TASK DESCRIPTION: Extract every line below that contains the word "name".

[begin ENTRIES SUPPLIED]

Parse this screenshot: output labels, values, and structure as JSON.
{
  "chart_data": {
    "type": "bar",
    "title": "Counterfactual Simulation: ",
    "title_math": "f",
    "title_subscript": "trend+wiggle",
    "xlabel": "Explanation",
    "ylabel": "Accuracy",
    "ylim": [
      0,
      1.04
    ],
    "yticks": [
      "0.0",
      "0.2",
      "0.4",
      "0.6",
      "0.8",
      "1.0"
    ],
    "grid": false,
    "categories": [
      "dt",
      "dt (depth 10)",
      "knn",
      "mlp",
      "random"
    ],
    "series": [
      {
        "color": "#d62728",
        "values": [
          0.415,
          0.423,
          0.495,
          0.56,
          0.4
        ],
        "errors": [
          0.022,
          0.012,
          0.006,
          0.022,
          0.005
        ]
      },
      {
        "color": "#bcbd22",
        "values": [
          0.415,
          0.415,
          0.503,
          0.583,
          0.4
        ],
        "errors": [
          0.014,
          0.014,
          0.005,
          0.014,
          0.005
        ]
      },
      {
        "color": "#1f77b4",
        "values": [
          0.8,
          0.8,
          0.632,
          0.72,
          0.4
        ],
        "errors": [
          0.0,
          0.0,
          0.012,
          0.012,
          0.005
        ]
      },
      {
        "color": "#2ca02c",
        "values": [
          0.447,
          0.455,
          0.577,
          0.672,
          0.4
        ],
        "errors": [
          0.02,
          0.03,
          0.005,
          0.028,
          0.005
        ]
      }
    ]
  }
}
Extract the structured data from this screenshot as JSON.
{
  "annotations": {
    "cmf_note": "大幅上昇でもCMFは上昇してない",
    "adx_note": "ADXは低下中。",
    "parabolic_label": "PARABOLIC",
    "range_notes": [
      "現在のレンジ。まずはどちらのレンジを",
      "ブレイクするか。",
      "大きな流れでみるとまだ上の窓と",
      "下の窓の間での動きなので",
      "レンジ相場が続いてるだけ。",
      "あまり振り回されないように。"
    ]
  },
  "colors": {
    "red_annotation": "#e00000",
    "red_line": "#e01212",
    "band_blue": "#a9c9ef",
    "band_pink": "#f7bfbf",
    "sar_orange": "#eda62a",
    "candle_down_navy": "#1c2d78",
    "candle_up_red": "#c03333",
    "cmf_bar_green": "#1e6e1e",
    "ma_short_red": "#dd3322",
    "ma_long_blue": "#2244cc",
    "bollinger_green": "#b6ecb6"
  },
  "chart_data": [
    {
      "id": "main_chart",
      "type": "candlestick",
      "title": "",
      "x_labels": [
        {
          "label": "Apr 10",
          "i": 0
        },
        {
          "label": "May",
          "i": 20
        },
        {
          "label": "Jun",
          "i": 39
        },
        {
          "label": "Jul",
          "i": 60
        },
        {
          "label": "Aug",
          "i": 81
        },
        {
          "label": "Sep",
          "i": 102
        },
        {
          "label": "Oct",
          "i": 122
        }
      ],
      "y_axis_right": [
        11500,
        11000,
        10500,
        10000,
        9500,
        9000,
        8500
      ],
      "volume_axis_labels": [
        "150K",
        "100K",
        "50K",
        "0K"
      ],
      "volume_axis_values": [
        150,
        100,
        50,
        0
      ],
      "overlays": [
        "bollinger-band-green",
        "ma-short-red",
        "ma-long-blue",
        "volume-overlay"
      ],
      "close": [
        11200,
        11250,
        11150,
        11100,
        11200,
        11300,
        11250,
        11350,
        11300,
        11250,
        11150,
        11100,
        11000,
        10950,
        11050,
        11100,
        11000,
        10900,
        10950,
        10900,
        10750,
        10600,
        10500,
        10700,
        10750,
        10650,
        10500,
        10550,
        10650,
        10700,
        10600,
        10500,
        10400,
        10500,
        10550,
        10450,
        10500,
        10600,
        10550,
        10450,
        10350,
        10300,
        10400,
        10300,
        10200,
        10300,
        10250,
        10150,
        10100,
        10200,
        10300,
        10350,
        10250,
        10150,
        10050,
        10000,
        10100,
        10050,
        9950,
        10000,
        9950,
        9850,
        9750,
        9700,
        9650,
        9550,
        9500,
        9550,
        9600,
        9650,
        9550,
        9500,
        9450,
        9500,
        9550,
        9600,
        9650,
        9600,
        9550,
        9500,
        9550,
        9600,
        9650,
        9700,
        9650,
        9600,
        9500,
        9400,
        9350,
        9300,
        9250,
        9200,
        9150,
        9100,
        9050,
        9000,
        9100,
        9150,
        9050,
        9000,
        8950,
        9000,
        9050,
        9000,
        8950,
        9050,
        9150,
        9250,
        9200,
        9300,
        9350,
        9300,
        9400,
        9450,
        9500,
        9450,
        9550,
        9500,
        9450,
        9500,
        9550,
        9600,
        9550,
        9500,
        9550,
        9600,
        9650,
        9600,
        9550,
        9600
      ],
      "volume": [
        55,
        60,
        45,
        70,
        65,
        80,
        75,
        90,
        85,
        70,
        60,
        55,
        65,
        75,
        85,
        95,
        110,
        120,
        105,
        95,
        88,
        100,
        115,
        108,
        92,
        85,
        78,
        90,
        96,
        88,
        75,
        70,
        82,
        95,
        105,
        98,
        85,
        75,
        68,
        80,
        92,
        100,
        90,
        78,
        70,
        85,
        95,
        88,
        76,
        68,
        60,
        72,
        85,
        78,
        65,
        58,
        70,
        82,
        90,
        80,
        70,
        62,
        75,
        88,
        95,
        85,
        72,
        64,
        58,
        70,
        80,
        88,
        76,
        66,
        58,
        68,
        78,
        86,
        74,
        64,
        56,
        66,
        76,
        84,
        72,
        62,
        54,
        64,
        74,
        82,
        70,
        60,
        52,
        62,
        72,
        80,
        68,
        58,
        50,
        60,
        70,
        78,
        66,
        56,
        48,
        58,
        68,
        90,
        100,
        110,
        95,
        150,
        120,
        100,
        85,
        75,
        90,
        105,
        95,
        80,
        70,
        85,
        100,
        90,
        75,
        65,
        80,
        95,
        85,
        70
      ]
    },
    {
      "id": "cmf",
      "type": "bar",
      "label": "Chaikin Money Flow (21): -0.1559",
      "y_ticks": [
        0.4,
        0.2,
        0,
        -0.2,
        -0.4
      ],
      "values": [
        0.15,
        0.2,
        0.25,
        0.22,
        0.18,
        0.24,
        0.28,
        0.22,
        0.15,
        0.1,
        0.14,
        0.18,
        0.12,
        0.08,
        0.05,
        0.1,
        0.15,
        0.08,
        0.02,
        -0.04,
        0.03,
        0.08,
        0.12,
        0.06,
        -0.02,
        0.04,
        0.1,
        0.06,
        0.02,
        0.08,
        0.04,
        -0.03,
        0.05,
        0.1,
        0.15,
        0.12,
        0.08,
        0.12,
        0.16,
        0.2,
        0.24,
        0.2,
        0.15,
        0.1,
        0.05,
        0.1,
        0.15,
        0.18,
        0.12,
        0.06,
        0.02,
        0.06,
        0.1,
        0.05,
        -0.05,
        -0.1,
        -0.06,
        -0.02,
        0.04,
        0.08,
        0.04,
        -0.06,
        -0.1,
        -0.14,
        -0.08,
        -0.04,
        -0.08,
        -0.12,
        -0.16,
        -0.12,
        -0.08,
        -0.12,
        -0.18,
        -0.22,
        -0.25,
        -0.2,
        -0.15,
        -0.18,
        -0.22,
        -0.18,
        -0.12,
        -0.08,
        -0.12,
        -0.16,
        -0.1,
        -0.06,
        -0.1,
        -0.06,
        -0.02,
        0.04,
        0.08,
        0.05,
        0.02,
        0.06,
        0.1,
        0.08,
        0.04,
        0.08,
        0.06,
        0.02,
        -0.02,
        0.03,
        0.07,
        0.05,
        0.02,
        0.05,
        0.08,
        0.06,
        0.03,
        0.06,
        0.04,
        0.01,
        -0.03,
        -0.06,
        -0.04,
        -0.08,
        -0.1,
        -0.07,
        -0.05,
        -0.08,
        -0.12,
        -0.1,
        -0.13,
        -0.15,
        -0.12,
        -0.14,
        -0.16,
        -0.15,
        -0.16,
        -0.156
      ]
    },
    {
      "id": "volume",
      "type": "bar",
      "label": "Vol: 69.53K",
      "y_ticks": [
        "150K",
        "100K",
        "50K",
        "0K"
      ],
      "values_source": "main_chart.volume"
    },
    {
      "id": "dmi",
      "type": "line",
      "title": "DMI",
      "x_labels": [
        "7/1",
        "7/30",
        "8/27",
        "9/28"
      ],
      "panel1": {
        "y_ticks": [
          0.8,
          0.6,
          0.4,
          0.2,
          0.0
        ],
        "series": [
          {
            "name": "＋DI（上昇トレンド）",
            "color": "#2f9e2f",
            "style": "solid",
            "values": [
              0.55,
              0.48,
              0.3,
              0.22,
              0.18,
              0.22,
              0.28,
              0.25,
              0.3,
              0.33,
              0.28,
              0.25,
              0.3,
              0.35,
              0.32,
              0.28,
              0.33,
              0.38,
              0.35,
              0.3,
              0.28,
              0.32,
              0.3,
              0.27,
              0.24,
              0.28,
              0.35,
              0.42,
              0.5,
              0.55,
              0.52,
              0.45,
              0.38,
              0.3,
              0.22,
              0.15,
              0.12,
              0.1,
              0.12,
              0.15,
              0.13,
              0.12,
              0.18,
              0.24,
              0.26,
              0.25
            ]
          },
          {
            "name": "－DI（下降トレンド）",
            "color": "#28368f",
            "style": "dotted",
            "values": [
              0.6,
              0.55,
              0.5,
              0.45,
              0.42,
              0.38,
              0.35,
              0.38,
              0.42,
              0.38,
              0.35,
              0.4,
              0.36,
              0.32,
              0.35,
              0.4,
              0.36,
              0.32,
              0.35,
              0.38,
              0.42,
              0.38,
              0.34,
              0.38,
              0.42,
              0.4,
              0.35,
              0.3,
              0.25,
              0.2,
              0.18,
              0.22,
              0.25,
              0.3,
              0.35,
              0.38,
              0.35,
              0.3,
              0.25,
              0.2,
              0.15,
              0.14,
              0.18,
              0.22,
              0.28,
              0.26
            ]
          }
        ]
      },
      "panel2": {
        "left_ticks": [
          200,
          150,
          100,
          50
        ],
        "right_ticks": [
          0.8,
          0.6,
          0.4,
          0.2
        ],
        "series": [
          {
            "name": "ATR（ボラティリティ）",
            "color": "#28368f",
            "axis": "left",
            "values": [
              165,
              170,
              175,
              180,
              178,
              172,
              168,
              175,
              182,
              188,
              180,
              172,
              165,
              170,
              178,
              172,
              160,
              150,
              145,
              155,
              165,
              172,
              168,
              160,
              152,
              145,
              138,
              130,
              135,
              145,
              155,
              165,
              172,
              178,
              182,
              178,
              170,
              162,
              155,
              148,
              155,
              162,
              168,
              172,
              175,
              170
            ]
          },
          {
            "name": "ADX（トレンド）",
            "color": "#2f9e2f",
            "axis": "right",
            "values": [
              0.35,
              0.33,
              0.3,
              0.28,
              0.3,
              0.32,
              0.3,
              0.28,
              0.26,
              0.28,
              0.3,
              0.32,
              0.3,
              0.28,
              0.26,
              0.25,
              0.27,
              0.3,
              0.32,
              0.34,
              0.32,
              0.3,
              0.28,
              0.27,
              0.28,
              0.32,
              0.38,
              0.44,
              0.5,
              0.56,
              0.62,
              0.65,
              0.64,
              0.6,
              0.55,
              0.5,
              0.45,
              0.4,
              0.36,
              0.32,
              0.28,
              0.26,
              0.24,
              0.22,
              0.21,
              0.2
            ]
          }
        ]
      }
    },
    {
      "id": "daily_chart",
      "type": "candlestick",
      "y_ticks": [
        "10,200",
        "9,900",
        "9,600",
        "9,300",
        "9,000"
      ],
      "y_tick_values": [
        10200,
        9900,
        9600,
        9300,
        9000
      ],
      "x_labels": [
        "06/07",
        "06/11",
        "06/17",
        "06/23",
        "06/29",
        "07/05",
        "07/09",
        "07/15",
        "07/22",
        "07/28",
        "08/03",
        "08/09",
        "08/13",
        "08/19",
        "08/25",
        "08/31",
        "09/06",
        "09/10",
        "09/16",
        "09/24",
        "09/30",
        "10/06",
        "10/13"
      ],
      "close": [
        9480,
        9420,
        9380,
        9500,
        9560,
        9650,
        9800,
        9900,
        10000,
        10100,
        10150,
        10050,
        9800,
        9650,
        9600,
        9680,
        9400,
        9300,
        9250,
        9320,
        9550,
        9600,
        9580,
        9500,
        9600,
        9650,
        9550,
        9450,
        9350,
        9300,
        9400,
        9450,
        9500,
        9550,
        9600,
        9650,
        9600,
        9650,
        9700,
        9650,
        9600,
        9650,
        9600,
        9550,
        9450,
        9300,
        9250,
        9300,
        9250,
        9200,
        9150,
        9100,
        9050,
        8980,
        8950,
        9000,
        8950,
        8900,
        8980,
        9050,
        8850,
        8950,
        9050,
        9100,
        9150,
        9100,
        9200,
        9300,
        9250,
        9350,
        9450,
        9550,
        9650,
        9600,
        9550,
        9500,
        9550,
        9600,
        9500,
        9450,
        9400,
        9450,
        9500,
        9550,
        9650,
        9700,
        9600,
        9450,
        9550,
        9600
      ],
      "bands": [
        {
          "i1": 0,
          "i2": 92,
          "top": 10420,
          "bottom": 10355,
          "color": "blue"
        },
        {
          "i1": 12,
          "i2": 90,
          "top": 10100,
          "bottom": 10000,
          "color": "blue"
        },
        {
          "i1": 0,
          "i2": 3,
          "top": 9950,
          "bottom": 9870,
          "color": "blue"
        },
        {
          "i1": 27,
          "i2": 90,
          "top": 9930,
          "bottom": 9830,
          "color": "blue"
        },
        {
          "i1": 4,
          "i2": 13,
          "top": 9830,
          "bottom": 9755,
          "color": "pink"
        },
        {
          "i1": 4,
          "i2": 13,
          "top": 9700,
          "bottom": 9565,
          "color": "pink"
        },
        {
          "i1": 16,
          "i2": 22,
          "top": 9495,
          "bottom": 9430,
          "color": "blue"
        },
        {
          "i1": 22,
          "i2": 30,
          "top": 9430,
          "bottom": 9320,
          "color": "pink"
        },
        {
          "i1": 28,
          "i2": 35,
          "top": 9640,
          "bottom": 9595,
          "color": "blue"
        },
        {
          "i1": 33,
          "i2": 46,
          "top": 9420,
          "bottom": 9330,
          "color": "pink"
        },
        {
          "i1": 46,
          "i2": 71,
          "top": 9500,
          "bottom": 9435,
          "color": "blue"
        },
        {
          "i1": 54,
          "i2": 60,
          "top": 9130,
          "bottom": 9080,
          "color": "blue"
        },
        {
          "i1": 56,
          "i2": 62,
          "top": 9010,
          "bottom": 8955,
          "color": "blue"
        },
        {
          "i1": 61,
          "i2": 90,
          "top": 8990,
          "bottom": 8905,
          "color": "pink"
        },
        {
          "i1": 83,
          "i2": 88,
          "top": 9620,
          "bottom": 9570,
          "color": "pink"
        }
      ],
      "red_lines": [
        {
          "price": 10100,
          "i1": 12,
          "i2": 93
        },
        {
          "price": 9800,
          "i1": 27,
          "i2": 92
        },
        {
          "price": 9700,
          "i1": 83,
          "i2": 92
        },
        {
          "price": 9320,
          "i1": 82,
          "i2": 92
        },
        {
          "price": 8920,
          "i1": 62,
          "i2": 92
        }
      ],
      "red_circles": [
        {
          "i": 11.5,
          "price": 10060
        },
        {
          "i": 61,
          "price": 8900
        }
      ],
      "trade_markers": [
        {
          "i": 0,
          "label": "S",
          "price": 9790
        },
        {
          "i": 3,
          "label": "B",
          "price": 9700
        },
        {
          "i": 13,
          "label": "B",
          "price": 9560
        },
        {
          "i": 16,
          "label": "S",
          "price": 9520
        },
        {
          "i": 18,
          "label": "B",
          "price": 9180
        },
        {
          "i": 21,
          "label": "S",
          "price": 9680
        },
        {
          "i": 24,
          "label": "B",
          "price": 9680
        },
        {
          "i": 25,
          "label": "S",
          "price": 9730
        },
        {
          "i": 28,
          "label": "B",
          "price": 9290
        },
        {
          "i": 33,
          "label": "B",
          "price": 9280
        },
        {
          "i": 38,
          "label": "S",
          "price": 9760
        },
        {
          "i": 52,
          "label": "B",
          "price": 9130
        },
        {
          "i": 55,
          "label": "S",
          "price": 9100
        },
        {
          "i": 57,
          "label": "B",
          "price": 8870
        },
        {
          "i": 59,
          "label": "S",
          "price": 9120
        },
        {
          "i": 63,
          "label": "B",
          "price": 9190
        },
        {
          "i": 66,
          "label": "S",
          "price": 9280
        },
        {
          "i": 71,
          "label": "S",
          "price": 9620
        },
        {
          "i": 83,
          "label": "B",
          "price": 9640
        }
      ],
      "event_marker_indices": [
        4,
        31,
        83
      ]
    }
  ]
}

[end ENTRIES SUPPLIED]

WRITTEN RESPONSE:
            "name": "＋DI（上昇トレンド）",
            "name": "－DI（下降トレンド）",
            "name": "ATR（ボラティリティ）",
            "name": "ADX（トレンド）",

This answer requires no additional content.